begin Article

# What do do about pooping???



## Lizzie'sMom (Oct 13, 2010)

I trained Lizzie to use the potty bells at the front door and all was going really really well. She would ring and not have accidents. Then she decided that she would not ring the bells, but look at me or jump up on my leg. Occasional accidents if the rest of the family did not read her message. Earlier this summer she got sick and was having major diarrhea and was great about going to the front door and ringing the bells in the middle of the night. A few times I did not hear them and she went. But she was sick and I understand. We went to Disney a few weeks ago and the week before we left she had a few accidents. I was going to take her to a dog sitter I found, but the opportunity came up to have two neighborhood sisters stay here (19 and 27). The 27 year old did bring her dog (11 year old cockapoo). They said Lizzie did well, but she would poop in the house. They said they took her out a lot, too. They texted us and wondered what they were doing wrong. I felt so bad and they did not want our house to smell when we got home. We have now been home almost 2 weeks and we have had 3 accidents. Last Sunday I was busy with peaches and DD2 yells "your dog smells like poop!" Well, she pooped at the top of the stairs to the lower level. The other day I took her out with me to water plants and she will not follow me around. She sat on the walkway with the cat. I let her in the house and when I came in she had gone by the back door. Then this am she jumps off the bed and just as I get to the front door she is pooping. Sometimes I think she is a nervous dog and cannot hold it. Any suggestions on what I can do? Oh, this happens when I am home. I never come home to accidents.

end Article
begin Material supplied

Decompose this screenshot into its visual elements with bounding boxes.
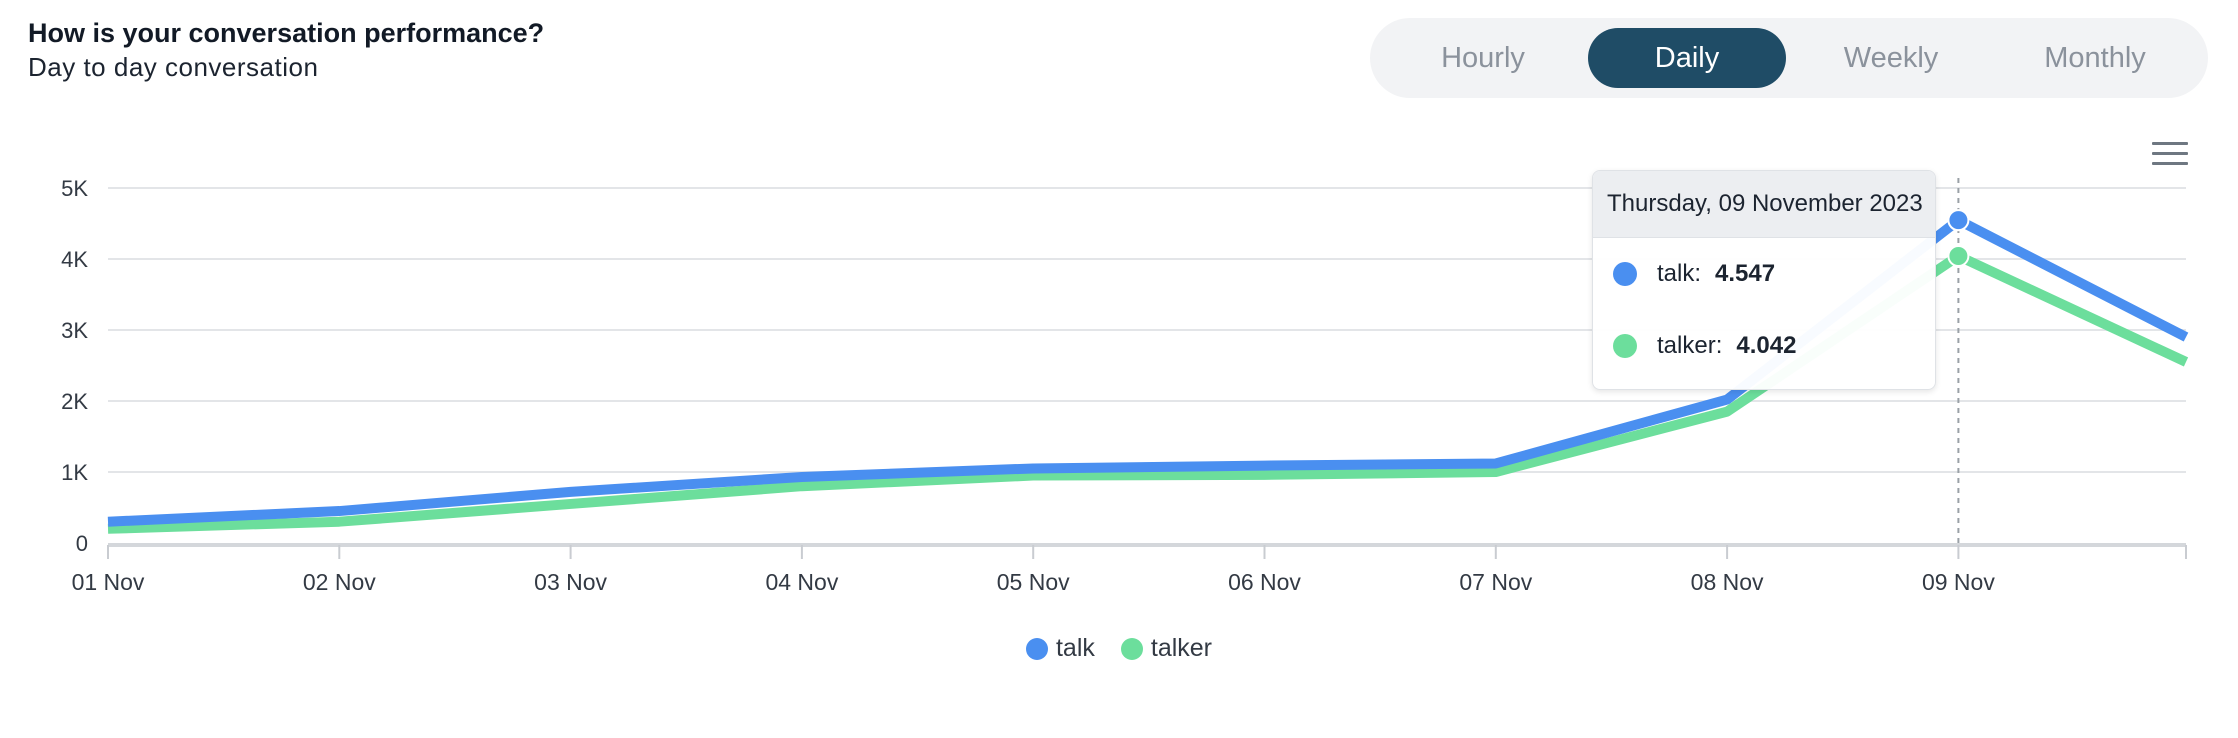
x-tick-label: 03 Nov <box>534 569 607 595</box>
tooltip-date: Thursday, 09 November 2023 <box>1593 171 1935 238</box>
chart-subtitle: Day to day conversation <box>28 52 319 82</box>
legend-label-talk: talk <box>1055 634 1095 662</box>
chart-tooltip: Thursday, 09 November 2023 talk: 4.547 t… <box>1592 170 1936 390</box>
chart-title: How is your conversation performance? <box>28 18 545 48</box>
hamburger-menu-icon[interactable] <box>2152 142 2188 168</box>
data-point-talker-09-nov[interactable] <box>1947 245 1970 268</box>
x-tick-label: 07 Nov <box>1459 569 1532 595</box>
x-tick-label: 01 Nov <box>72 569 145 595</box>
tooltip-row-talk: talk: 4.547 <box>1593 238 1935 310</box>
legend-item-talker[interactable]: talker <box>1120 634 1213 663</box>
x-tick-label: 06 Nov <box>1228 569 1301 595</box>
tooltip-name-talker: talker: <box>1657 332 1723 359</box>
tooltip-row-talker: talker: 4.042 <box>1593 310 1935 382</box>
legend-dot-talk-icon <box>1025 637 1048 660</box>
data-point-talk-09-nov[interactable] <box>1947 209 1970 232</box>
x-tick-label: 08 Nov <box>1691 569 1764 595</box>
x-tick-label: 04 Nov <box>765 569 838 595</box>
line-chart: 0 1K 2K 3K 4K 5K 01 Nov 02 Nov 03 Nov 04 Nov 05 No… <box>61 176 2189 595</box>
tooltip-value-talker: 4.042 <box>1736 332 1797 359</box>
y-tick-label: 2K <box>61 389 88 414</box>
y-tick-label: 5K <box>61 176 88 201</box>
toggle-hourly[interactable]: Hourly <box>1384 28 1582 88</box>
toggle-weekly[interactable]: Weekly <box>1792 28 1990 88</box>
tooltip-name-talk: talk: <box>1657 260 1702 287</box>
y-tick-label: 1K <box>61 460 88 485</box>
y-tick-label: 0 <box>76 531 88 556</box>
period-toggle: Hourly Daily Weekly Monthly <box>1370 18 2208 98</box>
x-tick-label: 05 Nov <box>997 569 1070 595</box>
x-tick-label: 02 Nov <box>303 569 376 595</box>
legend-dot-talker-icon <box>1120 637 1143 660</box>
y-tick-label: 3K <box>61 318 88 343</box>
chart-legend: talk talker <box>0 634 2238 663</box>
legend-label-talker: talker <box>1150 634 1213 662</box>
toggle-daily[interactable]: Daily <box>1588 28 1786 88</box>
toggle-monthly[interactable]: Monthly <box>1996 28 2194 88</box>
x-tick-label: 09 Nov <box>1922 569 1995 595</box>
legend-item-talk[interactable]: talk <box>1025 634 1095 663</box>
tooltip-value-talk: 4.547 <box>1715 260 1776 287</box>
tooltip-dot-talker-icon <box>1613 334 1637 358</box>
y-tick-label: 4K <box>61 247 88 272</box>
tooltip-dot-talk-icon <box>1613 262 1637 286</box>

end Material supplied

* [Task instructions]:
**A.** Copy out the entries from the line containing "x-tick-label: 03 Nov" through the line containing "tooltip-row-talk: talk: 4.547", keeping both of those lines.
**B.** Continue the forum thread about the dog's house-training accidents from the point where it stops.

* [Expected responses]:
**A.**
x-tick-label: 03 Nov <box>534 569 607 595</box>
tooltip-date: Thursday, 09 November 2023 <box>1593 171 1935 238</box>
chart-subtitle: Day to day conversation <box>28 52 319 82</box>
legend-label-talk: talk <box>1055 634 1095 662</box>
chart-tooltip: Thursday, 09 November 2023 talk: 4.547 t… <box>1592 170 1936 390</box>
chart-title: How is your conversation performance? <box>28 18 545 48</box>
hamburger-menu-icon[interactable] <box>2152 142 2188 168</box>
data-point-talker-09-nov[interactable] <box>1947 245 1970 268</box>
x-tick-label: 07 Nov <box>1459 569 1532 595</box>
x-tick-label: 01 Nov <box>72 569 145 595</box>
tooltip-row-talk: talk: 4.547 <box>1593 238 1935 310</box>

**B.**
----------



## Luciledodd (Sep 5, 2009)

My "perfect" child Rosie pooped twice yesterday in the house. I don't know why. The first time I told her bad dog and cleaned it up. The next time I picked up dog and toilet paper. Then we went to pick up the poop. All the time I was saying "poop outside". Then I took her and the poop outside. This morning she got me back, she pooped outside just where I would step as I went out the back door. But it was outside. lol Dogs just have accidents occasionally.


----------



## DonnaC (Jul 31, 2011)

This happened to us, and we ultimately decided Baxter had got his signals messed up--probably in our case because we had started trusting him to take himself out on his own. SOunds like with you it may have been the stomach bug or the vacation. We started completely over, taking him out regularly and keeping him with us or in his crate at all times otherwise. In a couple of days, he was back on track. It just seemed like he forgot what the rules were and thought there was a new one!


----------



## davetgabby (Dec 29, 2007)

First thing would be a vet check.


----------



## HavaneseSoon (Nov 4, 2008)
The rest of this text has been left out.